Dataset entries:
═══
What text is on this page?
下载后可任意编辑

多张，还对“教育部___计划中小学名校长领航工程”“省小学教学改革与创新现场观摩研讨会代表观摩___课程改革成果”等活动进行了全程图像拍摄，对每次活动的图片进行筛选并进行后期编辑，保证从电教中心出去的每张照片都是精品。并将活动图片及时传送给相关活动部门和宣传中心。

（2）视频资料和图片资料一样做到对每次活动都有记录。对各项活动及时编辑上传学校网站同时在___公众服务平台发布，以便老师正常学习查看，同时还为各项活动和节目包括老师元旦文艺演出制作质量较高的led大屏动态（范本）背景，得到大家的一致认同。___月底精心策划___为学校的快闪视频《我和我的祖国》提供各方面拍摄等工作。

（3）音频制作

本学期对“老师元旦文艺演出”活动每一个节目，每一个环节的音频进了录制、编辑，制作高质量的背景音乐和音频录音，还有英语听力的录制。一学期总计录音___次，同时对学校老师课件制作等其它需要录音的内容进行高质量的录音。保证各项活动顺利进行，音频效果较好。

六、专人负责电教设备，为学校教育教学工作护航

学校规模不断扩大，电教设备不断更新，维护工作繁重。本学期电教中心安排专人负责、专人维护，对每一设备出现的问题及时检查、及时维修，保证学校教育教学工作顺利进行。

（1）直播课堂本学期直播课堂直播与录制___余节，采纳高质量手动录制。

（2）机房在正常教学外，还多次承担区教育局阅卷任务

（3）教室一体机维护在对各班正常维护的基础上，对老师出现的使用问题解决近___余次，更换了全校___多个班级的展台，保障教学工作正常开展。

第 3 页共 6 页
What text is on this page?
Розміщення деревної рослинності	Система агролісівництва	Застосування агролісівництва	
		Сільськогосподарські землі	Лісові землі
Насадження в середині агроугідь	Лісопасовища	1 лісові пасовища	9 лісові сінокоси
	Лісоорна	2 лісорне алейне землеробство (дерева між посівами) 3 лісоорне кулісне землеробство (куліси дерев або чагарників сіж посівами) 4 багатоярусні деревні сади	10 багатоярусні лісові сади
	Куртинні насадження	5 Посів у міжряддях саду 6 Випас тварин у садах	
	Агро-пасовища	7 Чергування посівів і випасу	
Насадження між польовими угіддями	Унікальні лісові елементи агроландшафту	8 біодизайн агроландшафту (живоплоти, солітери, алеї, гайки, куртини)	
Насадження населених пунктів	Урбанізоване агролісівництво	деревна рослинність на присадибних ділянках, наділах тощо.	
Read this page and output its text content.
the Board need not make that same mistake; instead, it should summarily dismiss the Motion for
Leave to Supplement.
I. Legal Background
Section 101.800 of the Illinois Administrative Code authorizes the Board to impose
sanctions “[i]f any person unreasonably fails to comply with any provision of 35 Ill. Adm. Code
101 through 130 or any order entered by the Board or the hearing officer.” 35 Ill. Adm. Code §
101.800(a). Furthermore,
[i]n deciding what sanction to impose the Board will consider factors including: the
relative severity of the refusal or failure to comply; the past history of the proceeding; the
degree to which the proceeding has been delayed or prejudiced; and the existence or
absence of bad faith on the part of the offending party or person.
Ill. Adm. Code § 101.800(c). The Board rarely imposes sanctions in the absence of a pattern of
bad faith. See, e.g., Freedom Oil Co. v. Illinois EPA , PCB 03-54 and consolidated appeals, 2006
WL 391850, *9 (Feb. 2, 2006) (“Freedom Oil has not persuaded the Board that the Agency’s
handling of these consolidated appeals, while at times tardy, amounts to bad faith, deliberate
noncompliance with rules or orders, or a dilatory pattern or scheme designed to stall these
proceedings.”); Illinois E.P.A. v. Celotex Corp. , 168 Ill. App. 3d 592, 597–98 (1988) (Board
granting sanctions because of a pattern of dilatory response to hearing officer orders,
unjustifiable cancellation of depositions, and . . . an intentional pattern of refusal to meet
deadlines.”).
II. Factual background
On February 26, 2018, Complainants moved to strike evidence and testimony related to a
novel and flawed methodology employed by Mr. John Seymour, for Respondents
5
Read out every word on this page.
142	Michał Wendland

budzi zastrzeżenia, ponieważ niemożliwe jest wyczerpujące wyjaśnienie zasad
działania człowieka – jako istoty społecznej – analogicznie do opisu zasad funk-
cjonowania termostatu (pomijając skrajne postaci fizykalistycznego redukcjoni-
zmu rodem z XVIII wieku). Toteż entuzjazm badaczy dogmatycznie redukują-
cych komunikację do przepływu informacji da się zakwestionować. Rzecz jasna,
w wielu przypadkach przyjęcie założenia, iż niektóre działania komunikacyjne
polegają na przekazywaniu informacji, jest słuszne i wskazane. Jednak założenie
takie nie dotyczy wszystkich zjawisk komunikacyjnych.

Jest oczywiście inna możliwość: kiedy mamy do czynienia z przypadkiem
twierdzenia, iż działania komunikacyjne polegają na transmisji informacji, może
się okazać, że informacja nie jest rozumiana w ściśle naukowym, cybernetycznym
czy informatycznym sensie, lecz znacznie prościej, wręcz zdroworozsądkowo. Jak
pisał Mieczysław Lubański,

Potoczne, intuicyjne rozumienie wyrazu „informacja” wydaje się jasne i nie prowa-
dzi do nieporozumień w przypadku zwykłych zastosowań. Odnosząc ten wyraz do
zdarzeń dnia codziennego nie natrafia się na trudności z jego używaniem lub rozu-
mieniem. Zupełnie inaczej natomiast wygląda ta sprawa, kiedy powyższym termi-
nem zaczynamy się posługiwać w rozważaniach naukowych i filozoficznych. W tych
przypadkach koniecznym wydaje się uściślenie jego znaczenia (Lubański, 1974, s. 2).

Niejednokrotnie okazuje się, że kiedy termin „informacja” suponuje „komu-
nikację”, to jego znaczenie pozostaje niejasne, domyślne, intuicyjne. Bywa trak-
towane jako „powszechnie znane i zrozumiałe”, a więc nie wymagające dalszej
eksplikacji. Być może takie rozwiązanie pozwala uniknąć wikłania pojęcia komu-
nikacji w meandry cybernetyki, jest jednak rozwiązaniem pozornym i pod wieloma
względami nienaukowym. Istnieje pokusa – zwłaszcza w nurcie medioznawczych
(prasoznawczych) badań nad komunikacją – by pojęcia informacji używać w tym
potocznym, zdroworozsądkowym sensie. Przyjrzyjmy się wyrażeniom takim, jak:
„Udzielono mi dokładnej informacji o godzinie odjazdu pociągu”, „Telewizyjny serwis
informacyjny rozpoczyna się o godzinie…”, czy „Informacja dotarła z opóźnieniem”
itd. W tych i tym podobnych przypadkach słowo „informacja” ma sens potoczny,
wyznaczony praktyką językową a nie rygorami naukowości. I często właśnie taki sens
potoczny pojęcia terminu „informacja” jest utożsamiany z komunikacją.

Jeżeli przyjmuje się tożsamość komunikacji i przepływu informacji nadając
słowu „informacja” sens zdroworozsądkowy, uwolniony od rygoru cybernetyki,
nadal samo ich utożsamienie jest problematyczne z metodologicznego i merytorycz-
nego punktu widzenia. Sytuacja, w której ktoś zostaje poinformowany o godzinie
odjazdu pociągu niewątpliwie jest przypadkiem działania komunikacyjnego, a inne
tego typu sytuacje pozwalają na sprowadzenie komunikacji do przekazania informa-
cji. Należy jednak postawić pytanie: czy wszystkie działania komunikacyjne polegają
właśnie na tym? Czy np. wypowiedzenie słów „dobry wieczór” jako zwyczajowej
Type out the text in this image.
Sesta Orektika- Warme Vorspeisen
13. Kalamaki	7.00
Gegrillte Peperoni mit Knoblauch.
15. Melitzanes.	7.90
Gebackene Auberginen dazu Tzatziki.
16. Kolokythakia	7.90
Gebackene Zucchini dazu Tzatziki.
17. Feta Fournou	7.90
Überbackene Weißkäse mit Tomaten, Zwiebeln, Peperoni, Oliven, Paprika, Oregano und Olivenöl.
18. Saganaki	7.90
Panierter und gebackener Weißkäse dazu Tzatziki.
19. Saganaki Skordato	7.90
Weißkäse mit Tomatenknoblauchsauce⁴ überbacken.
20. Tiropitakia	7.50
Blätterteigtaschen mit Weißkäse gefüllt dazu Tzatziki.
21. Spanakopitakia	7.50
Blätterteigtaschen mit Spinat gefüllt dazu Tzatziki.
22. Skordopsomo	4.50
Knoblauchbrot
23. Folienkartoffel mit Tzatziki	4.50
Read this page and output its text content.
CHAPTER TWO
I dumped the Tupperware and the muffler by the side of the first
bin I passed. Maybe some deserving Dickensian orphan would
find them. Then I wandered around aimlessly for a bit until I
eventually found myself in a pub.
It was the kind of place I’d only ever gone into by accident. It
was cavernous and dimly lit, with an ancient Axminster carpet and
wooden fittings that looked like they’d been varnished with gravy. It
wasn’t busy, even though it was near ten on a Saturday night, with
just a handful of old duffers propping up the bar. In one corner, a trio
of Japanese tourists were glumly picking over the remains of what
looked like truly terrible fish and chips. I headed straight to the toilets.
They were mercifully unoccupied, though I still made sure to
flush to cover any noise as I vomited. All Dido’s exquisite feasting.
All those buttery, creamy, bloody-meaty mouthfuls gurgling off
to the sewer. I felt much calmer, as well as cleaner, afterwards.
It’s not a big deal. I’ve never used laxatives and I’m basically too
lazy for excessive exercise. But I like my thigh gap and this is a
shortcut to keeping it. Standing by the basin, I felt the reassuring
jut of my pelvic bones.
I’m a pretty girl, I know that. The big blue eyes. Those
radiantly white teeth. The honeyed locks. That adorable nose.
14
═══
## Set exercise
Go through the entries and return each line where the word "polegają" appears.

## Final result
polegają na przekazywaniu informacji, jest słuszne i wskazane. Jednak założenie
twierdzenia, iż działania komunikacyjne polegają na transmisji informacji, może
cji. Należy jednak postawić pytanie: czy wszystkie działania komunikacyjne polegają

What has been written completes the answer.